**Working data**
=-=-=
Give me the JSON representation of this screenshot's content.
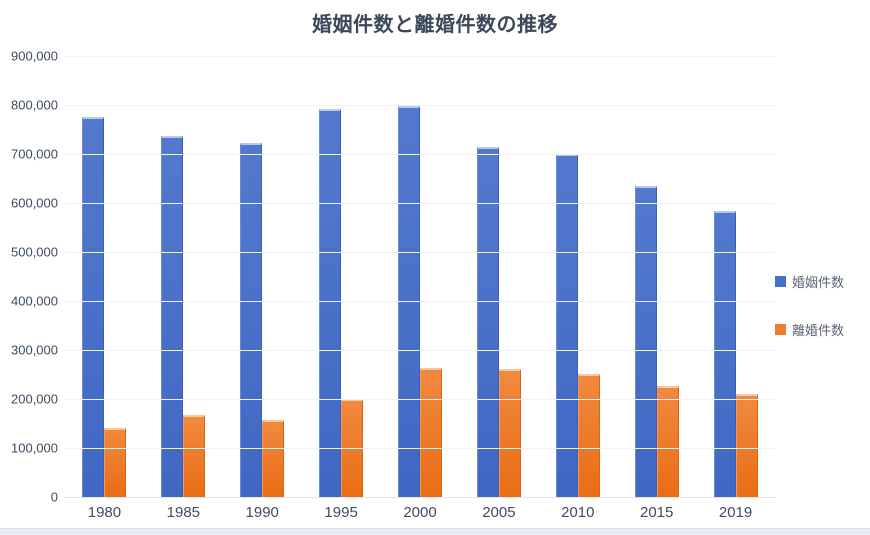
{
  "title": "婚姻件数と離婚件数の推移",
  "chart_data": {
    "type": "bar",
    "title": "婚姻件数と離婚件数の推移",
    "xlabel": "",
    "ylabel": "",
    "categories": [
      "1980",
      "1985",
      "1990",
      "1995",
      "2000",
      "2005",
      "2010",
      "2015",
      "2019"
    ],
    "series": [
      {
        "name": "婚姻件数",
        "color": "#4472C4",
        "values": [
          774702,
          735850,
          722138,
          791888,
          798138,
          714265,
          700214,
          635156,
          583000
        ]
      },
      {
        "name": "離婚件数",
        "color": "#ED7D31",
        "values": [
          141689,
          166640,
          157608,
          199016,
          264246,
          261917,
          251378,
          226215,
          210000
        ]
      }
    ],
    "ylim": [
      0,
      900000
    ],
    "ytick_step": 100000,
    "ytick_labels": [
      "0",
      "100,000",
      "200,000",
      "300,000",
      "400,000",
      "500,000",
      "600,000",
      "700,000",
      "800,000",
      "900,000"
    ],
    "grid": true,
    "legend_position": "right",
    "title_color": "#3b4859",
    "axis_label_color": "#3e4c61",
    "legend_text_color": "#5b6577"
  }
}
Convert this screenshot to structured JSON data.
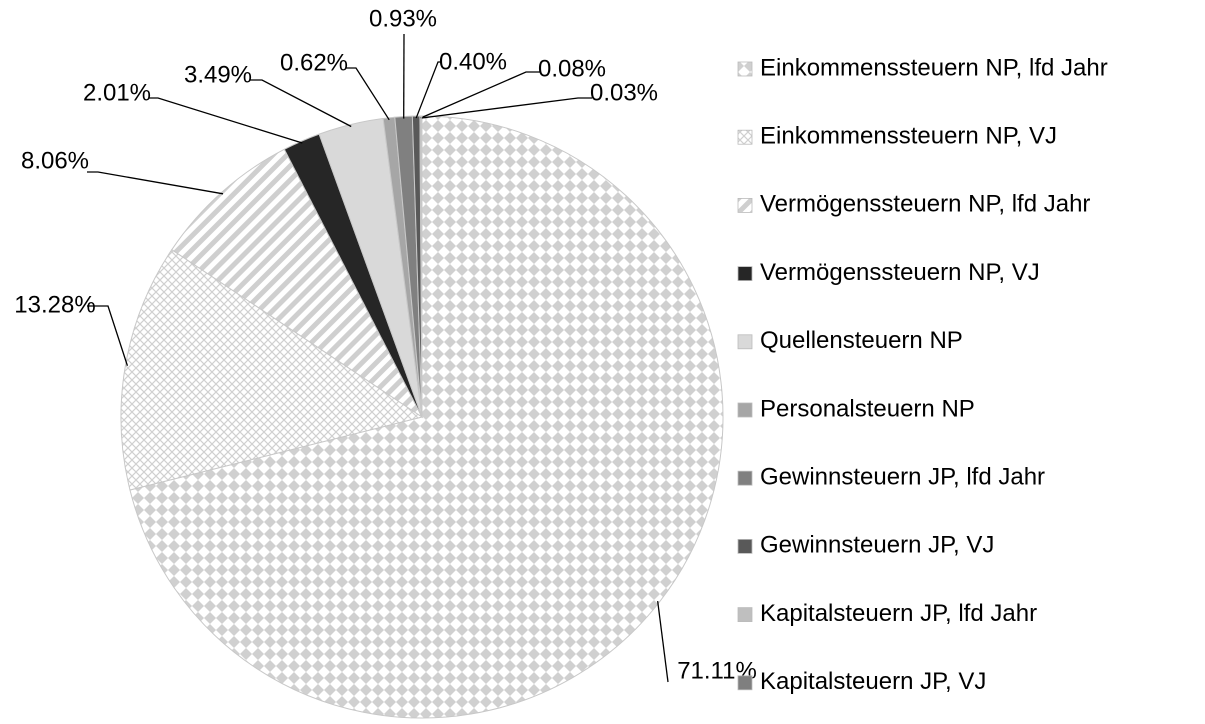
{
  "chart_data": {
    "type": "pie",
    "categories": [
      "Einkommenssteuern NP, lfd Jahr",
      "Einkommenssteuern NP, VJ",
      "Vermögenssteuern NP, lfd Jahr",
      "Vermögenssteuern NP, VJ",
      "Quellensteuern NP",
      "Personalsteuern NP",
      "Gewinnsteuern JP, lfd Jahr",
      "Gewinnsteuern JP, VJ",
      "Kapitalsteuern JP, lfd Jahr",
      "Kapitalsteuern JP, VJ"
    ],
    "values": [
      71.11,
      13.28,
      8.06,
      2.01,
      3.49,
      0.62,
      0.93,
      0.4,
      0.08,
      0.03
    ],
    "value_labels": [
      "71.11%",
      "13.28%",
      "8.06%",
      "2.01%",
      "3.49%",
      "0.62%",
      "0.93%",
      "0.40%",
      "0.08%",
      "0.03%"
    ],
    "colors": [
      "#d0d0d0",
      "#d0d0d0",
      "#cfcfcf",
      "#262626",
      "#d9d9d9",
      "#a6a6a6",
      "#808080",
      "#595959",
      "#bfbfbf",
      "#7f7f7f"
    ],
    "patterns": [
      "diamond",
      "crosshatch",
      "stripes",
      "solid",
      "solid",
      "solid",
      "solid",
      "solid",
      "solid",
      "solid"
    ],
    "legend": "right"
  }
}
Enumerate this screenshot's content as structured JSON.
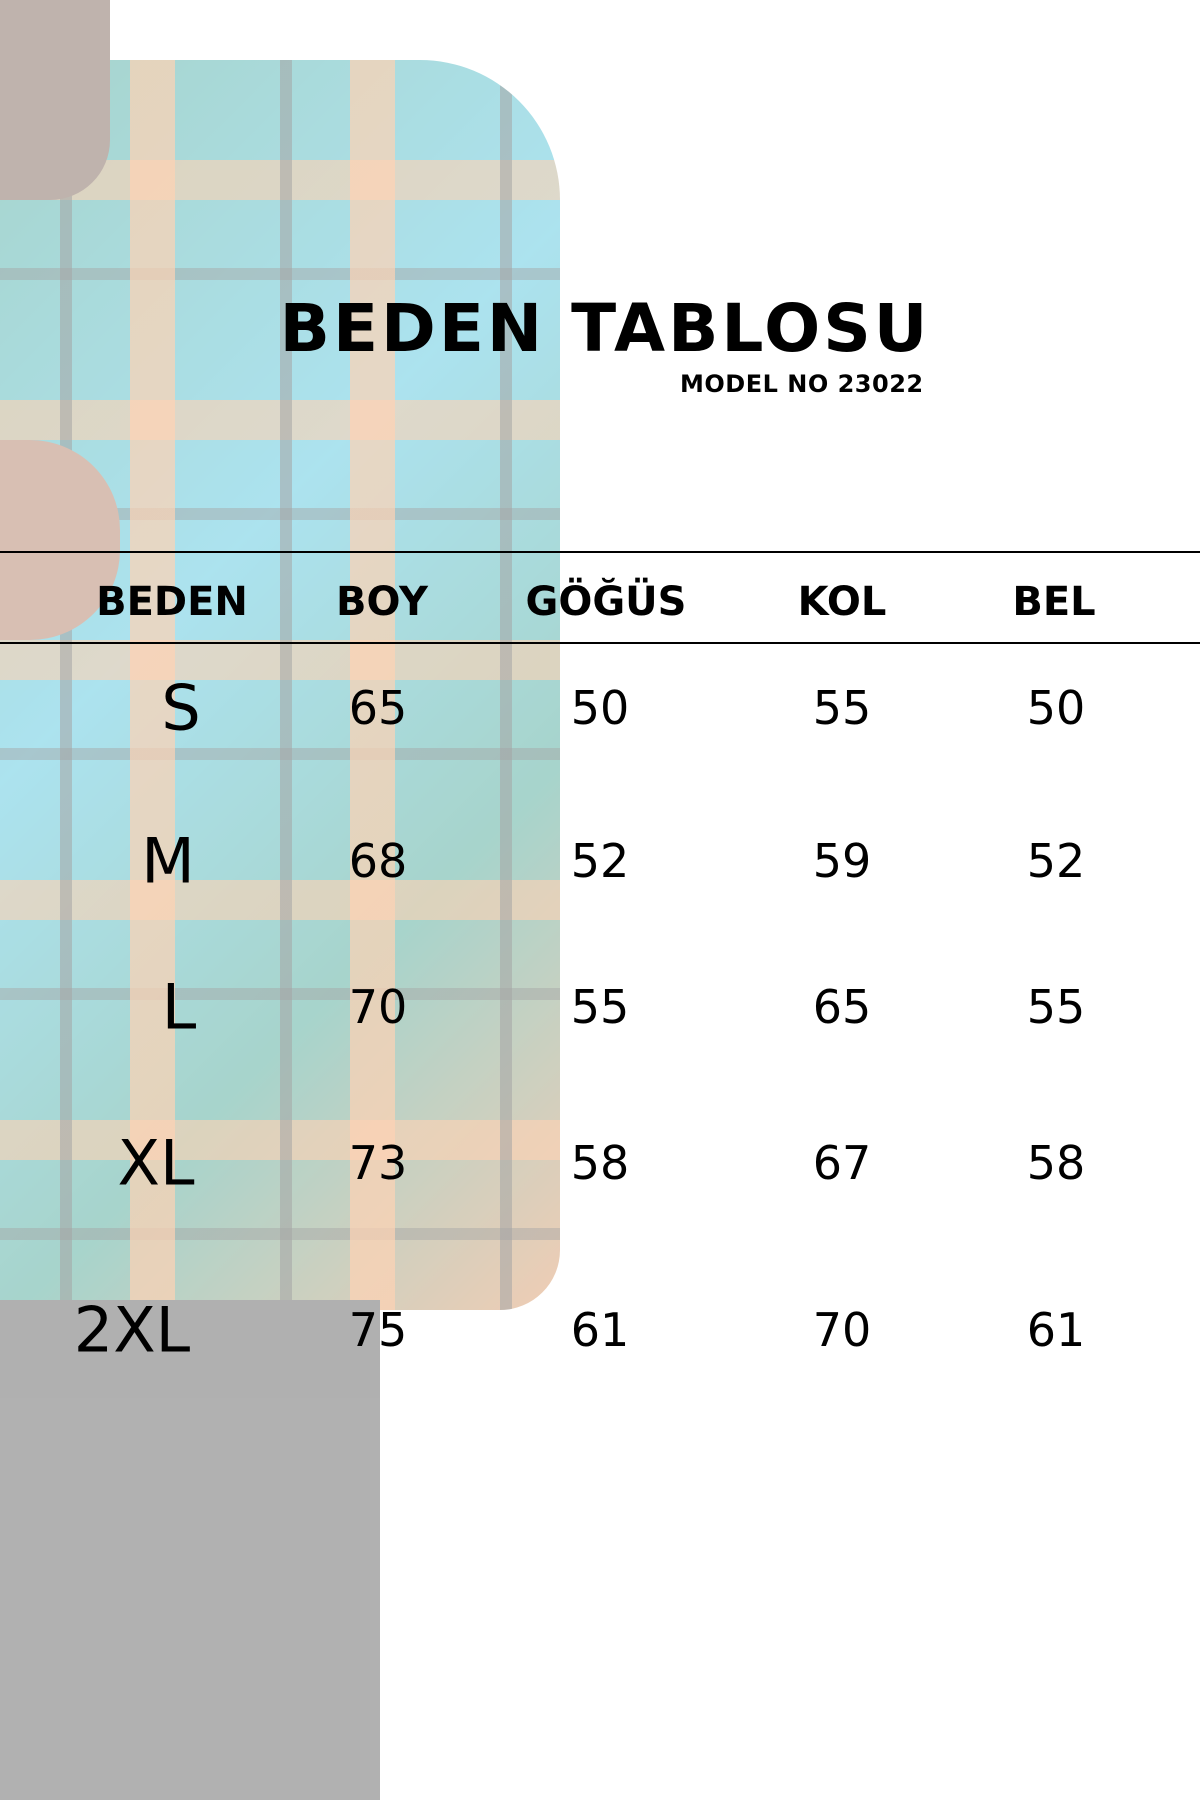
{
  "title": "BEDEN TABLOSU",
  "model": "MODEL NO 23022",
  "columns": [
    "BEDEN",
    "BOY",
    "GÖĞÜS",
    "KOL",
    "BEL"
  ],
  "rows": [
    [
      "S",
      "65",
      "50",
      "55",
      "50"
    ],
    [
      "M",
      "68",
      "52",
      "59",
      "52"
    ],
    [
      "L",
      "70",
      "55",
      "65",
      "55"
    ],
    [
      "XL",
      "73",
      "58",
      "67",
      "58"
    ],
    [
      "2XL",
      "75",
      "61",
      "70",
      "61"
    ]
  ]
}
=-=-=
Every line in the data that holds "JSON" should be copied out.

Give me the JSON representation of this screenshot's content.
Convert this screenshot to structured JSON data.
Enumerate this screenshot's content as structured JSON.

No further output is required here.